**Task description:** Retype the whole listing, please, keeping every line exact and dropping the pictures.

==== Material to process

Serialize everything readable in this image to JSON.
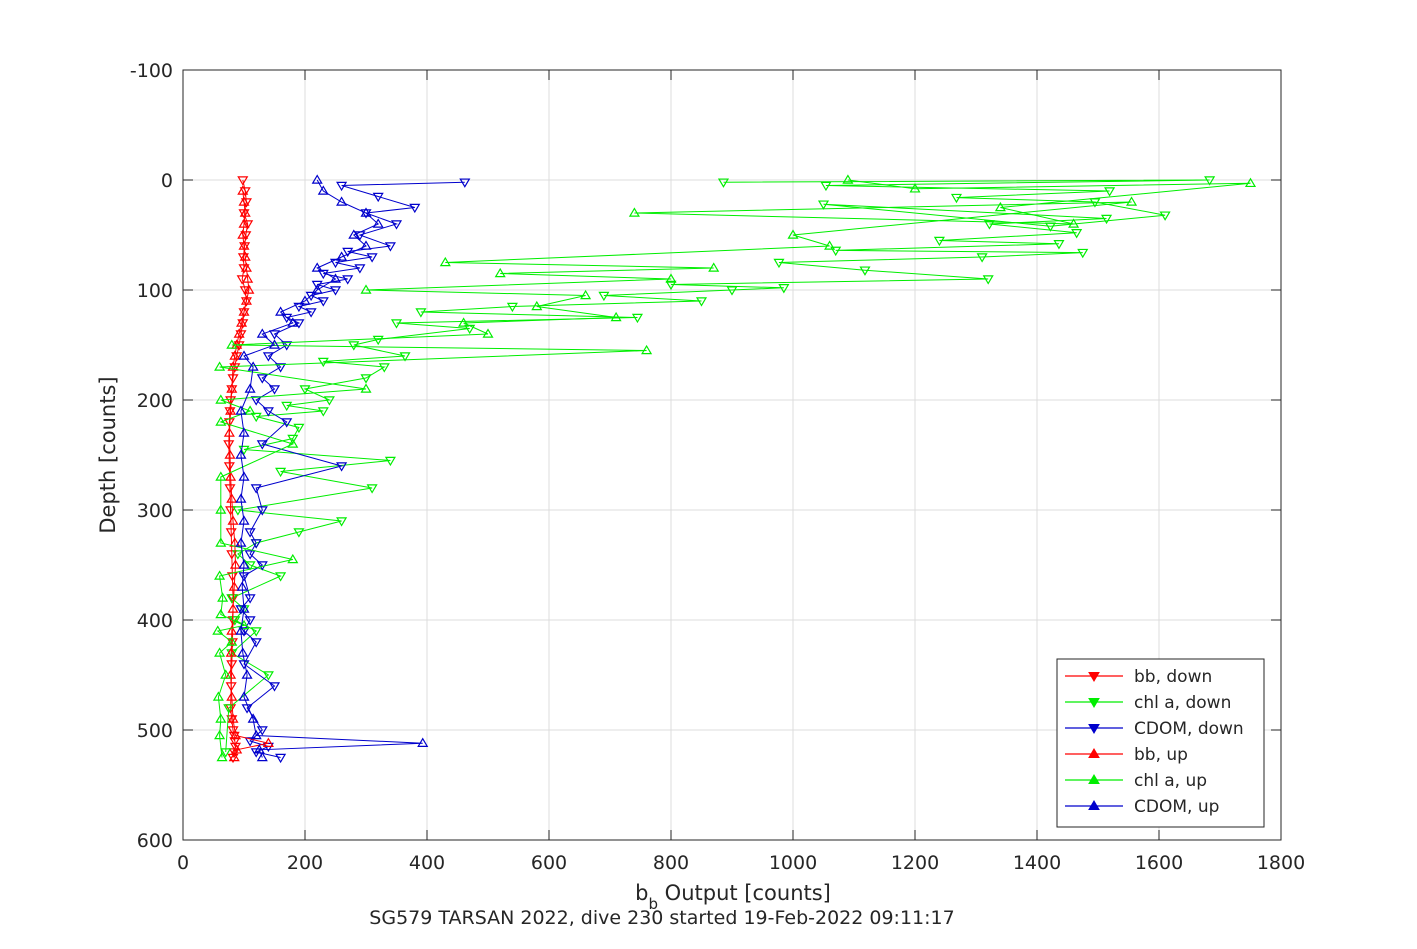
{
  "chart_data": {
    "type": "line",
    "xlabel_main": "b",
    "xlabel_sub": "b",
    "xlabel_rest": " Output [counts]",
    "ylabel": "Depth [counts]",
    "caption": "SG579 TARSAN 2022, dive 230 started 19-Feb-2022 09:11:17",
    "xlim": [
      0,
      1800
    ],
    "ylim": [
      -100,
      600
    ],
    "y_reversed": true,
    "grid": true,
    "legend_position": "bottom-right",
    "x_ticks": [
      0,
      200,
      400,
      600,
      800,
      1000,
      1200,
      1400,
      1600,
      1800
    ],
    "y_ticks": [
      -100,
      0,
      100,
      200,
      300,
      400,
      500,
      600
    ],
    "series": [
      {
        "name": "bb, down",
        "color": "#ff0000",
        "marker": "triangle-down",
        "x": [
          98,
          102,
          104,
          100,
          106,
          103,
          101,
          99,
          100,
          97,
          102,
          104,
          100,
          98,
          95,
          92,
          88,
          85,
          82,
          80,
          78,
          77,
          76,
          75,
          76,
          77,
          78,
          79,
          80,
          81,
          82,
          82,
          81,
          80,
          79,
          78,
          80,
          82,
          84,
          85,
          86,
          84,
          82
        ],
        "y": [
          0,
          10,
          20,
          30,
          40,
          50,
          60,
          70,
          80,
          90,
          100,
          110,
          120,
          130,
          140,
          150,
          160,
          170,
          180,
          190,
          200,
          210,
          220,
          240,
          260,
          280,
          300,
          320,
          340,
          360,
          380,
          400,
          420,
          440,
          460,
          480,
          490,
          500,
          505,
          510,
          515,
          520,
          525
        ]
      },
      {
        "name": "chl a, down",
        "color": "#00ee00",
        "marker": "triangle-down",
        "x": [
          886,
          1683,
          1054,
          1519,
          1268,
          1495,
          1610,
          1422,
          1050,
          1514,
          1322,
          1465,
          1240,
          1436,
          1070,
          1475,
          1310,
          977,
          1118,
          1320,
          800,
          985,
          900,
          690,
          850,
          540,
          390,
          745,
          350,
          470,
          320,
          280,
          364,
          230,
          330,
          300,
          200,
          240,
          170,
          230,
          120,
          190,
          180,
          100,
          340,
          160,
          310,
          90,
          260,
          190,
          120,
          90,
          110,
          160,
          80,
          100,
          85,
          120,
          80,
          140,
          75,
          70
        ],
        "y": [
          2,
          0,
          5,
          10,
          16,
          20,
          32,
          42,
          22,
          35,
          40,
          48,
          55,
          58,
          64,
          66,
          70,
          75,
          82,
          90,
          95,
          98,
          100,
          105,
          110,
          115,
          120,
          125,
          130,
          135,
          145,
          150,
          160,
          165,
          170,
          180,
          190,
          200,
          205,
          210,
          215,
          225,
          235,
          245,
          255,
          265,
          280,
          300,
          310,
          320,
          330,
          340,
          350,
          360,
          380,
          390,
          400,
          410,
          430,
          450,
          480,
          520
        ]
      },
      {
        "name": "CDOM, down",
        "color": "#0000cc",
        "marker": "triangle-down",
        "x": [
          462,
          260,
          320,
          380,
          300,
          350,
          290,
          340,
          270,
          310,
          250,
          290,
          230,
          270,
          220,
          250,
          210,
          230,
          190,
          210,
          170,
          190,
          150,
          170,
          140,
          160,
          130,
          150,
          120,
          140,
          170,
          130,
          260,
          120,
          130,
          110,
          120,
          110,
          130,
          100,
          110,
          95,
          110,
          100,
          120,
          100,
          150,
          105,
          130,
          110,
          140,
          120,
          160
        ],
        "y": [
          2,
          5,
          15,
          25,
          30,
          40,
          50,
          60,
          65,
          70,
          75,
          80,
          85,
          90,
          95,
          100,
          105,
          110,
          115,
          120,
          125,
          130,
          140,
          150,
          160,
          170,
          180,
          190,
          200,
          210,
          220,
          240,
          260,
          280,
          300,
          320,
          330,
          340,
          350,
          360,
          380,
          390,
          400,
          410,
          420,
          440,
          460,
          480,
          500,
          510,
          515,
          520,
          525
        ]
      },
      {
        "name": "bb, up",
        "color": "#ff0000",
        "marker": "triangle-up",
        "x": [
          84,
          88,
          140,
          86,
          82,
          80,
          78,
          79,
          80,
          82,
          84,
          86,
          85,
          82,
          80,
          78,
          77,
          76,
          78,
          80,
          82,
          85,
          88,
          92,
          96,
          100,
          104,
          108,
          106,
          104,
          102,
          100,
          98,
          100,
          102,
          100,
          98
        ],
        "y": [
          525,
          518,
          512,
          505,
          490,
          470,
          450,
          430,
          410,
          390,
          370,
          350,
          330,
          310,
          290,
          270,
          250,
          230,
          210,
          190,
          170,
          160,
          150,
          140,
          130,
          120,
          110,
          100,
          90,
          80,
          70,
          60,
          50,
          40,
          30,
          20,
          10
        ]
      },
      {
        "name": "chl a, up",
        "color": "#00ee00",
        "marker": "triangle-up",
        "x": [
          64,
          60,
          62,
          58,
          70,
          60,
          80,
          57,
          100,
          62,
          65,
          60,
          180,
          62,
          62,
          62,
          180,
          62,
          110,
          62,
          300,
          60,
          760,
          80,
          500,
          460,
          710,
          580,
          660,
          300,
          800,
          520,
          870,
          430,
          1060,
          1000,
          1555,
          740,
          1460,
          1340,
          1750,
          1200,
          1090
        ],
        "y": [
          525,
          505,
          490,
          470,
          450,
          430,
          420,
          410,
          405,
          395,
          380,
          360,
          345,
          330,
          300,
          270,
          240,
          220,
          210,
          200,
          190,
          170,
          155,
          150,
          140,
          130,
          125,
          115,
          105,
          100,
          90,
          85,
          80,
          75,
          60,
          50,
          20,
          30,
          40,
          25,
          3,
          8,
          0
        ]
      },
      {
        "name": "CDOM, up",
        "color": "#0000cc",
        "marker": "triangle-up",
        "x": [
          130,
          125,
          393,
          120,
          115,
          100,
          105,
          98,
          95,
          100,
          97,
          100,
          95,
          100,
          95,
          100,
          95,
          100,
          95,
          110,
          115,
          100,
          150,
          130,
          180,
          160,
          200,
          220,
          250,
          220,
          260,
          300,
          280,
          320,
          300,
          260,
          230,
          220
        ],
        "y": [
          525,
          518,
          512,
          505,
          490,
          470,
          450,
          430,
          410,
          390,
          370,
          350,
          330,
          310,
          290,
          270,
          250,
          230,
          210,
          190,
          170,
          160,
          150,
          140,
          130,
          120,
          110,
          100,
          90,
          80,
          70,
          60,
          50,
          40,
          30,
          20,
          10,
          0
        ]
      }
    ]
  }
}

========

**Written reply:**
Serialize everything readable in this image to JSON.
{
  "chart_data": {
    "type": "line",
    "xlabel_main": "b",
    "xlabel_sub": "b",
    "xlabel_rest": " Output [counts]",
    "ylabel": "Depth [counts]",
    "caption": "SG579 TARSAN 2022, dive 230 started 19-Feb-2022 09:11:17",
    "xlim": [
      0,
      1800
    ],
    "ylim": [
      -100,
      600
    ],
    "y_reversed": true,
    "grid": true,
    "legend_position": "bottom-right",
    "x_ticks": [
      0,
      200,
      400,
      600,
      800,
      1000,
      1200,
      1400,
      1600,
      1800
    ],
    "y_ticks": [
      -100,
      0,
      100,
      200,
      300,
      400,
      500,
      600
    ],
    "series": [
      {
        "name": "bb, down",
        "color": "#ff0000",
        "marker": "triangle-down",
        "x": [
          98,
          102,
          104,
          100,
          106,
          103,
          101,
          99,
          100,
          97,
          102,
          104,
          100,
          98,
          95,
          92,
          88,
          85,
          82,
          80,
          78,
          77,
          76,
          75,
          76,
          77,
          78,
          79,
          80,
          81,
          82,
          82,
          81,
          80,
          79,
          78,
          80,
          82,
          84,
          85,
          86,
          84,
          82
        ],
        "y": [
          0,
          10,
          20,
          30,
          40,
          50,
          60,
          70,
          80,
          90,
          100,
          110,
          120,
          130,
          140,
          150,
          160,
          170,
          180,
          190,
          200,
          210,
          220,
          240,
          260,
          280,
          300,
          320,
          340,
          360,
          380,
          400,
          420,
          440,
          460,
          480,
          490,
          500,
          505,
          510,
          515,
          520,
          525
        ]
      },
      {
        "name": "chl a, down",
        "color": "#00ee00",
        "marker": "triangle-down",
        "x": [
          886,
          1683,
          1054,
          1519,
          1268,
          1495,
          1610,
          1422,
          1050,
          1514,
          1322,
          1465,
          1240,
          1436,
          1070,
          1475,
          1310,
          977,
          1118,
          1320,
          800,
          985,
          900,
          690,
          850,
          540,
          390,
          745,
          350,
          470,
          320,
          280,
          364,
          230,
          330,
          300,
          200,
          240,
          170,
          230,
          120,
          190,
          180,
          100,
          340,
          160,
          310,
          90,
          260,
          190,
          120,
          90,
          110,
          160,
          80,
          100,
          85,
          120,
          80,
          140,
          75,
          70
        ],
        "y": [
          2,
          0,
          5,
          10,
          16,
          20,
          32,
          42,
          22,
          35,
          40,
          48,
          55,
          58,
          64,
          66,
          70,
          75,
          82,
          90,
          95,
          98,
          100,
          105,
          110,
          115,
          120,
          125,
          130,
          135,
          145,
          150,
          160,
          165,
          170,
          180,
          190,
          200,
          205,
          210,
          215,
          225,
          235,
          245,
          255,
          265,
          280,
          300,
          310,
          320,
          330,
          340,
          350,
          360,
          380,
          390,
          400,
          410,
          430,
          450,
          480,
          520
        ]
      },
      {
        "name": "CDOM, down",
        "color": "#0000cc",
        "marker": "triangle-down",
        "x": [
          462,
          260,
          320,
          380,
          300,
          350,
          290,
          340,
          270,
          310,
          250,
          290,
          230,
          270,
          220,
          250,
          210,
          230,
          190,
          210,
          170,
          190,
          150,
          170,
          140,
          160,
          130,
          150,
          120,
          140,
          170,
          130,
          260,
          120,
          130,
          110,
          120,
          110,
          130,
          100,
          110,
          95,
          110,
          100,
          120,
          100,
          150,
          105,
          130,
          110,
          140,
          120,
          160
        ],
        "y": [
          2,
          5,
          15,
          25,
          30,
          40,
          50,
          60,
          65,
          70,
          75,
          80,
          85,
          90,
          95,
          100,
          105,
          110,
          115,
          120,
          125,
          130,
          140,
          150,
          160,
          170,
          180,
          190,
          200,
          210,
          220,
          240,
          260,
          280,
          300,
          320,
          330,
          340,
          350,
          360,
          380,
          390,
          400,
          410,
          420,
          440,
          460,
          480,
          500,
          510,
          515,
          520,
          525
        ]
      },
      {
        "name": "bb, up",
        "color": "#ff0000",
        "marker": "triangle-up",
        "x": [
          84,
          88,
          140,
          86,
          82,
          80,
          78,
          79,
          80,
          82,
          84,
          86,
          85,
          82,
          80,
          78,
          77,
          76,
          78,
          80,
          82,
          85,
          88,
          92,
          96,
          100,
          104,
          108,
          106,
          104,
          102,
          100,
          98,
          100,
          102,
          100,
          98
        ],
        "y": [
          525,
          518,
          512,
          505,
          490,
          470,
          450,
          430,
          410,
          390,
          370,
          350,
          330,
          310,
          290,
          270,
          250,
          230,
          210,
          190,
          170,
          160,
          150,
          140,
          130,
          120,
          110,
          100,
          90,
          80,
          70,
          60,
          50,
          40,
          30,
          20,
          10
        ]
      },
      {
        "name": "chl a, up",
        "color": "#00ee00",
        "marker": "triangle-up",
        "x": [
          64,
          60,
          62,
          58,
          70,
          60,
          80,
          57,
          100,
          62,
          65,
          60,
          180,
          62,
          62,
          62,
          180,
          62,
          110,
          62,
          300,
          60,
          760,
          80,
          500,
          460,
          710,
          580,
          660,
          300,
          800,
          520,
          870,
          430,
          1060,
          1000,
          1555,
          740,
          1460,
          1340,
          1750,
          1200,
          1090
        ],
        "y": [
          525,
          505,
          490,
          470,
          450,
          430,
          420,
          410,
          405,
          395,
          380,
          360,
          345,
          330,
          300,
          270,
          240,
          220,
          210,
          200,
          190,
          170,
          155,
          150,
          140,
          130,
          125,
          115,
          105,
          100,
          90,
          85,
          80,
          75,
          60,
          50,
          20,
          30,
          40,
          25,
          3,
          8,
          0
        ]
      },
      {
        "name": "CDOM, up",
        "color": "#0000cc",
        "marker": "triangle-up",
        "x": [
          130,
          125,
          393,
          120,
          115,
          100,
          105,
          98,
          95,
          100,
          97,
          100,
          95,
          100,
          95,
          100,
          95,
          100,
          95,
          110,
          115,
          100,
          150,
          130,
          180,
          160,
          200,
          220,
          250,
          220,
          260,
          300,
          280,
          320,
          300,
          260,
          230,
          220
        ],
        "y": [
          525,
          518,
          512,
          505,
          490,
          470,
          450,
          430,
          410,
          390,
          370,
          350,
          330,
          310,
          290,
          270,
          250,
          230,
          210,
          190,
          170,
          160,
          150,
          140,
          130,
          120,
          110,
          100,
          90,
          80,
          70,
          60,
          50,
          40,
          30,
          20,
          10,
          0
        ]
      }
    ]
  }
}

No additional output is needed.